# [What to work on]
Copy each line below exactly and leave the pictures out.

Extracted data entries
○ ○ ○

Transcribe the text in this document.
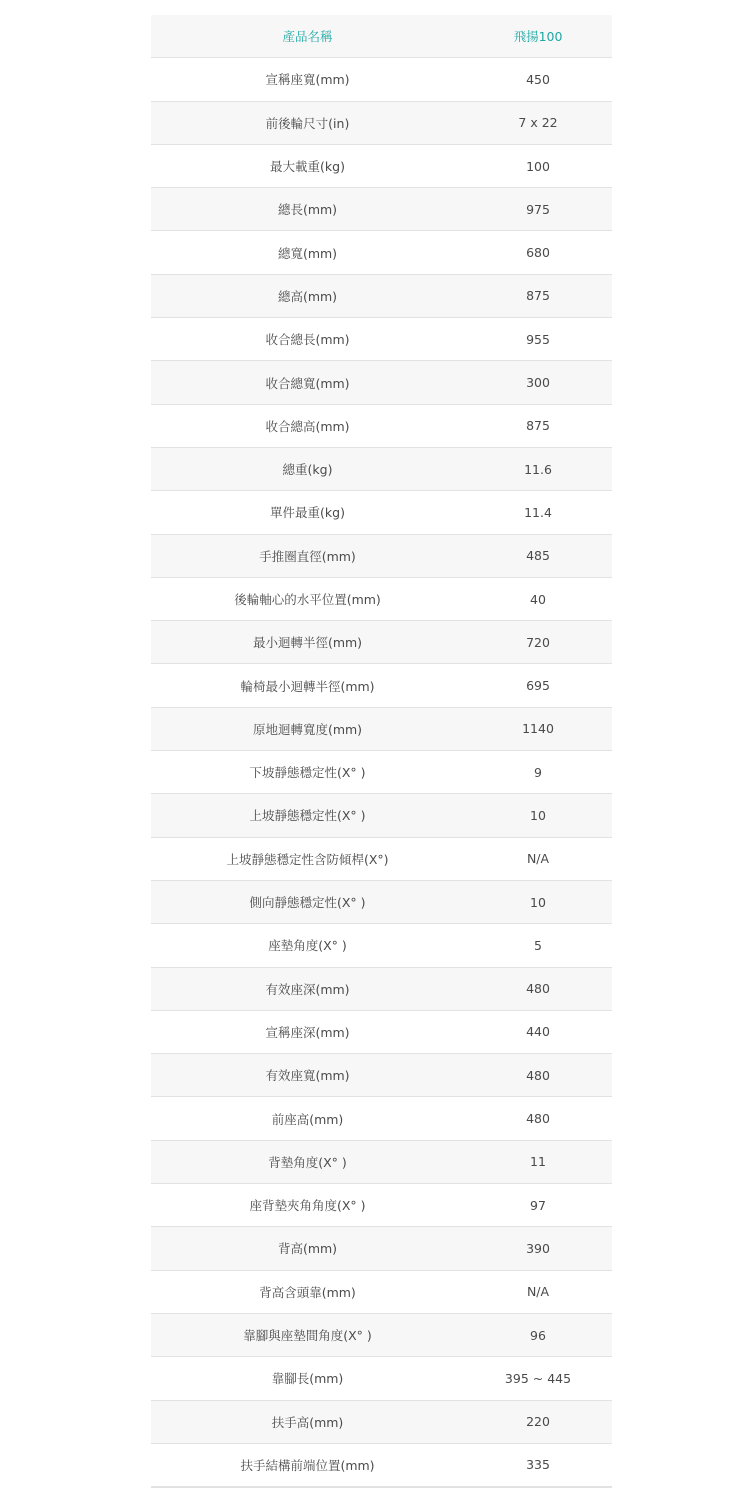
產品名稱	飛揚100
宣稱座寬(mm)	450
前後輪尺寸(in)	7 x 22
最大載重(kg)	100
總長(mm)	975
總寬(mm)	680
總高(mm)	875
收合總長(mm)	955
收合總寬(mm)	300
收合總高(mm)	875
總重(kg)	11.6
單件最重(kg)	11.4
手推圈直徑(mm)	485
後輪軸心的水平位置(mm)	40
最小迴轉半徑(mm)	720
輪椅最小迴轉半徑(mm)	695
原地迴轉寬度(mm)	1140
下坡靜態穩定性(X° )	9
上坡靜態穩定性(X° )	10
上坡靜態穩定性含防傾桿(X°)	N/A
側向靜態穩定性(X° )	10
座墊角度(X° )	5
有效座深(mm)	480
宣稱座深(mm)	440
有效座寬(mm)	480
前座高(mm)	480
背墊角度(X° )	11
座背墊夾角角度(X° )	97
背高(mm)	390
背高含頭靠(mm)	N/A
靠腳與座墊間角度(X° )	96
靠腳長(mm)	395 ~ 445
扶手高(mm)	220
扶手結構前端位置(mm)	335
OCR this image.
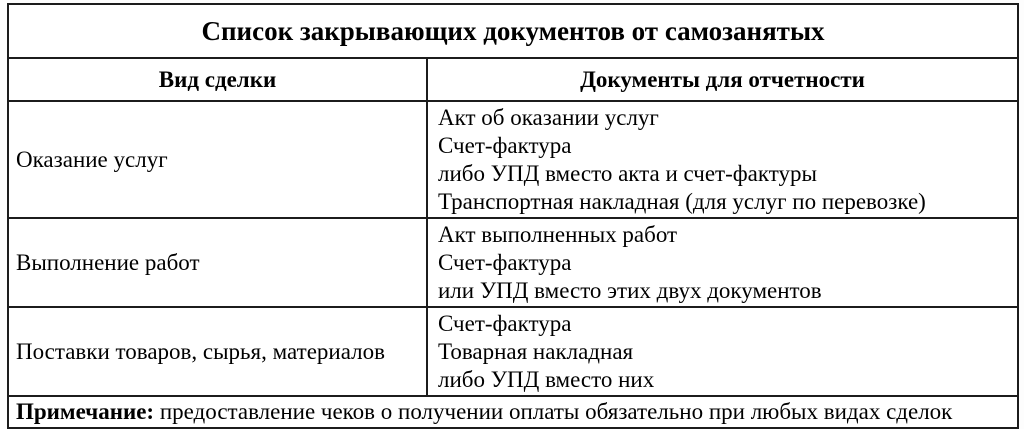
Список закрывающих документов от самозанятых	
Вид сделки	Документы для отчетности
Оказание услуг	Акт об оказании услуг
Счет-фактура
либо УПД вместо акта и счет-фактуры
Транспортная накладная (для услуг по перевозке)

Выполнение работ	Акт выполненных работ
Счет-фактура
или УПД вместо этих двух документов

Поставки товаров, сырья, материалов	Счет-фактура
Товарная накладная
либо УПД вместо них

Примечание: предоставление чеков о получении оплаты обязательно при любых видах сделок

○ ○ ○

# [Completed exercise]
Transcribe the text in this document.
產品名稱	飛揚100
宣稱座寬(mm)	450
前後輪尺寸(in)	7 x 22
最大載重(kg)	100
總長(mm)	975
總寬(mm)	680
總高(mm)	875
收合總長(mm)	955
收合總寬(mm)	300
收合總高(mm)	875
總重(kg)	11.6
單件最重(kg)	11.4
手推圈直徑(mm)	485
後輪軸心的水平位置(mm)	40
最小迴轉半徑(mm)	720
輪椅最小迴轉半徑(mm)	695
原地迴轉寬度(mm)	1140
下坡靜態穩定性(X° )	9
上坡靜態穩定性(X° )	10
上坡靜態穩定性含防傾桿(X°)	N/A
側向靜態穩定性(X° )	10
座墊角度(X° )	5
有效座深(mm)	480
宣稱座深(mm)	440
有效座寬(mm)	480
前座高(mm)	480
背墊角度(X° )	11
座背墊夾角角度(X° )	97
背高(mm)	390
背高含頭靠(mm)	N/A
靠腳與座墊間角度(X° )	96
靠腳長(mm)	395 ~ 445
扶手高(mm)	220
扶手結構前端位置(mm)	335
OCR this image.
Список закрывающих документов от самозанятых	
Вид сделки	Документы для отчетности
Оказание услуг	Акт об оказании услуг
Счет-фактура
либо УПД вместо акта и счет-фактуры
Транспортная накладная (для услуг по перевозке)

Выполнение работ	Акт выполненных работ
Счет-фактура
или УПД вместо этих двух документов

Поставки товаров, сырья, материалов	Счет-фактура
Товарная накладная
либо УПД вместо них

Примечание: предоставление чеков о получении оплаты обязательно при любых видах сделок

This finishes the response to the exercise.